===== Exercise inputs =====
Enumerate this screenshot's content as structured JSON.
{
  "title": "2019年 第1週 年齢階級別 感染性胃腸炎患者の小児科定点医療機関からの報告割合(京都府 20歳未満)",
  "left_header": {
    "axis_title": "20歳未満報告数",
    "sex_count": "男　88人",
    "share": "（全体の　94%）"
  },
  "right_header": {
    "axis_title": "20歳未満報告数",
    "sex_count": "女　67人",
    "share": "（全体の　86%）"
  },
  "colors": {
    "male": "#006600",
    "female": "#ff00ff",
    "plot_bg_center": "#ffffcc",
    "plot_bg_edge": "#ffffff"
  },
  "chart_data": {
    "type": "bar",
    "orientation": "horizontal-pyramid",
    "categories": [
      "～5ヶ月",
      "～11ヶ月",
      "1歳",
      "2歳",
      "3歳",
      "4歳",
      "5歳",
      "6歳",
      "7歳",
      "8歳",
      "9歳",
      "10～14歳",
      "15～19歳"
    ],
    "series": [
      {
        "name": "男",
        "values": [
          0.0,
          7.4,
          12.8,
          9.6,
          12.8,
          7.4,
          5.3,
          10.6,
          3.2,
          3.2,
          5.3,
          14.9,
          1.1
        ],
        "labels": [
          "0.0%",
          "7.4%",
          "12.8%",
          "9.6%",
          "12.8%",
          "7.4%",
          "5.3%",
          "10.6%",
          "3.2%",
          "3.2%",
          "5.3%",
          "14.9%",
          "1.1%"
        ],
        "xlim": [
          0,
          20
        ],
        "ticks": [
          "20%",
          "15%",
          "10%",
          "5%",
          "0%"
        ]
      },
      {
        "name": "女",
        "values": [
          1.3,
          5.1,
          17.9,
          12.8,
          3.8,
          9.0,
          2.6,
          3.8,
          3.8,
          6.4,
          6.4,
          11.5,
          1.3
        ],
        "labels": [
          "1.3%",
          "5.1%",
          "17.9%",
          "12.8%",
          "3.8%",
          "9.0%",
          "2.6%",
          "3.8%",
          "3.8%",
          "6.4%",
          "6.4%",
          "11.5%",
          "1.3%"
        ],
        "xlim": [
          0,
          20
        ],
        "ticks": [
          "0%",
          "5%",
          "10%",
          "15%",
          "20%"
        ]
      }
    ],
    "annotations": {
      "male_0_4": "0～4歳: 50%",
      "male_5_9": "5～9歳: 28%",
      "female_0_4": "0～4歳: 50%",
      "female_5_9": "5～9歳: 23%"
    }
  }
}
=====
- **Task requirements**
Repeat the records above exactly as they appear.

- **Correct result**
Enumerate this screenshot's content as structured JSON.
{
  "title": "2019年 第1週 年齢階級別 感染性胃腸炎患者の小児科定点医療機関からの報告割合(京都府 20歳未満)",
  "left_header": {
    "axis_title": "20歳未満報告数",
    "sex_count": "男　88人",
    "share": "（全体の　94%）"
  },
  "right_header": {
    "axis_title": "20歳未満報告数",
    "sex_count": "女　67人",
    "share": "（全体の　86%）"
  },
  "colors": {
    "male": "#006600",
    "female": "#ff00ff",
    "plot_bg_center": "#ffffcc",
    "plot_bg_edge": "#ffffff"
  },
  "chart_data": {
    "type": "bar",
    "orientation": "horizontal-pyramid",
    "categories": [
      "～5ヶ月",
      "～11ヶ月",
      "1歳",
      "2歳",
      "3歳",
      "4歳",
      "5歳",
      "6歳",
      "7歳",
      "8歳",
      "9歳",
      "10～14歳",
      "15～19歳"
    ],
    "series": [
      {
        "name": "男",
        "values": [
          0.0,
          7.4,
          12.8,
          9.6,
          12.8,
          7.4,
          5.3,
          10.6,
          3.2,
          3.2,
          5.3,
          14.9,
          1.1
        ],
        "labels": [
          "0.0%",
          "7.4%",
          "12.8%",
          "9.6%",
          "12.8%",
          "7.4%",
          "5.3%",
          "10.6%",
          "3.2%",
          "3.2%",
          "5.3%",
          "14.9%",
          "1.1%"
        ],
        "xlim": [
          0,
          20
        ],
        "ticks": [
          "20%",
          "15%",
          "10%",
          "5%",
          "0%"
        ]
      },
      {
        "name": "女",
        "values": [
          1.3,
          5.1,
          17.9,
          12.8,
          3.8,
          9.0,
          2.6,
          3.8,
          3.8,
          6.4,
          6.4,
          11.5,
          1.3
        ],
        "labels": [
          "1.3%",
          "5.1%",
          "17.9%",
          "12.8%",
          "3.8%",
          "9.0%",
          "2.6%",
          "3.8%",
          "3.8%",
          "6.4%",
          "6.4%",
          "11.5%",
          "1.3%"
        ],
        "xlim": [
          0,
          20
        ],
        "ticks": [
          "0%",
          "5%",
          "10%",
          "15%",
          "20%"
        ]
      }
    ],
    "annotations": {
      "male_0_4": "0～4歳: 50%",
      "male_5_9": "5～9歳: 28%",
      "female_0_4": "0～4歳: 50%",
      "female_5_9": "5～9歳: 23%"
    }
  }
}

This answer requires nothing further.